- [Dataset records]

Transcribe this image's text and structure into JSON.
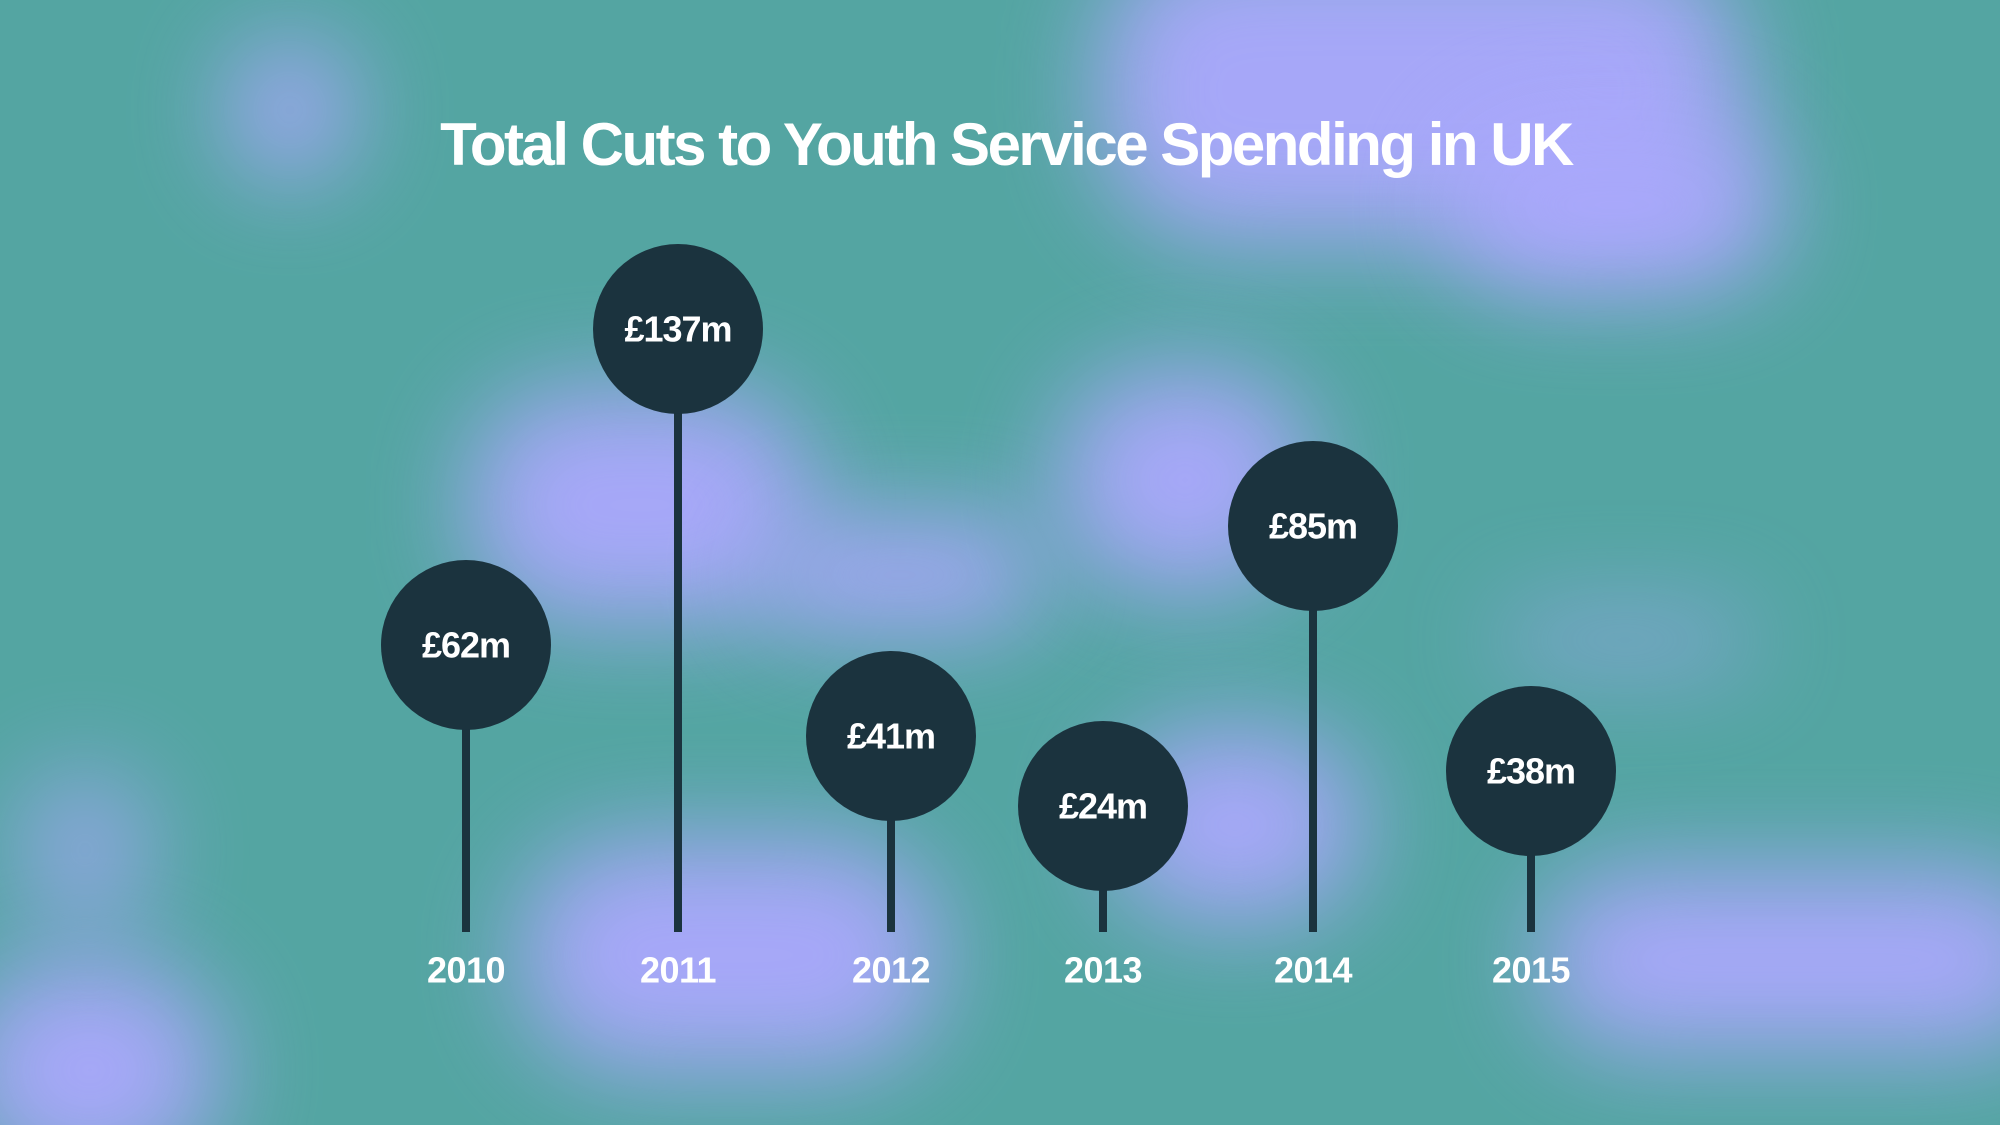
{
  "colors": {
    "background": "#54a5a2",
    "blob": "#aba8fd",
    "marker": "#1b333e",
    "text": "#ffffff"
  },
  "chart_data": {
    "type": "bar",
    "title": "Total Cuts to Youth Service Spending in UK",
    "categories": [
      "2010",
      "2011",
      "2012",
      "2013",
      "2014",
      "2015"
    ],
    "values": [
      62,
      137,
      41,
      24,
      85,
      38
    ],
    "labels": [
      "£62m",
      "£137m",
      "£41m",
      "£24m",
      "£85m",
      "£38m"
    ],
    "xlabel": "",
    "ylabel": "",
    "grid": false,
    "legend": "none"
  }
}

- [Stated problem]
Omit every picture while copying the listing above exactly.

- [Solution to this problem]
Transcribe this image's text and structure into JSON.
{
  "colors": {
    "background": "#54a5a2",
    "blob": "#aba8fd",
    "marker": "#1b333e",
    "text": "#ffffff"
  },
  "chart_data": {
    "type": "bar",
    "title": "Total Cuts to Youth Service Spending in UK",
    "categories": [
      "2010",
      "2011",
      "2012",
      "2013",
      "2014",
      "2015"
    ],
    "values": [
      62,
      137,
      41,
      24,
      85,
      38
    ],
    "labels": [
      "£62m",
      "£137m",
      "£41m",
      "£24m",
      "£85m",
      "£38m"
    ],
    "xlabel": "",
    "ylabel": "",
    "grid": false,
    "legend": "none"
  }
}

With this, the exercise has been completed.